TASK TO CARRY OUT:
The listing below should be copied in full, word for word.

Dataset excerpts
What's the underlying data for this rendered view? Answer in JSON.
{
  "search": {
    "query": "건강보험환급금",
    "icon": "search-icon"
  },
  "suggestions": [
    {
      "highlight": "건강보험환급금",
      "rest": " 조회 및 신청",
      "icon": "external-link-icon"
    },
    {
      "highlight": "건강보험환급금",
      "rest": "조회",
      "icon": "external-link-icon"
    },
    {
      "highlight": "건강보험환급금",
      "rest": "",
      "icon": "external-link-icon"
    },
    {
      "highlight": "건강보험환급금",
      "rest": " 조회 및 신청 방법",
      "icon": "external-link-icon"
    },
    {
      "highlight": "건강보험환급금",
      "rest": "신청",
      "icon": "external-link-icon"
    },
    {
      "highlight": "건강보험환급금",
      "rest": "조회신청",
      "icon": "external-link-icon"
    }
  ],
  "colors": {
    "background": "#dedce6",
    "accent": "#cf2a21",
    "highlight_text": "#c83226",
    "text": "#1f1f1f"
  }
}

SOLUTION TO THIS EXERCISE:
What's the underlying data for this rendered view? Answer in JSON.
{
  "search": {
    "query": "건강보험환급금",
    "icon": "search-icon"
  },
  "suggestions": [
    {
      "highlight": "건강보험환급금",
      "rest": " 조회 및 신청",
      "icon": "external-link-icon"
    },
    {
      "highlight": "건강보험환급금",
      "rest": "조회",
      "icon": "external-link-icon"
    },
    {
      "highlight": "건강보험환급금",
      "rest": "",
      "icon": "external-link-icon"
    },
    {
      "highlight": "건강보험환급금",
      "rest": " 조회 및 신청 방법",
      "icon": "external-link-icon"
    },
    {
      "highlight": "건강보험환급금",
      "rest": "신청",
      "icon": "external-link-icon"
    },
    {
      "highlight": "건강보험환급금",
      "rest": "조회신청",
      "icon": "external-link-icon"
    }
  ],
  "colors": {
    "background": "#dedce6",
    "accent": "#cf2a21",
    "highlight_text": "#c83226",
    "text": "#1f1f1f"
  }
}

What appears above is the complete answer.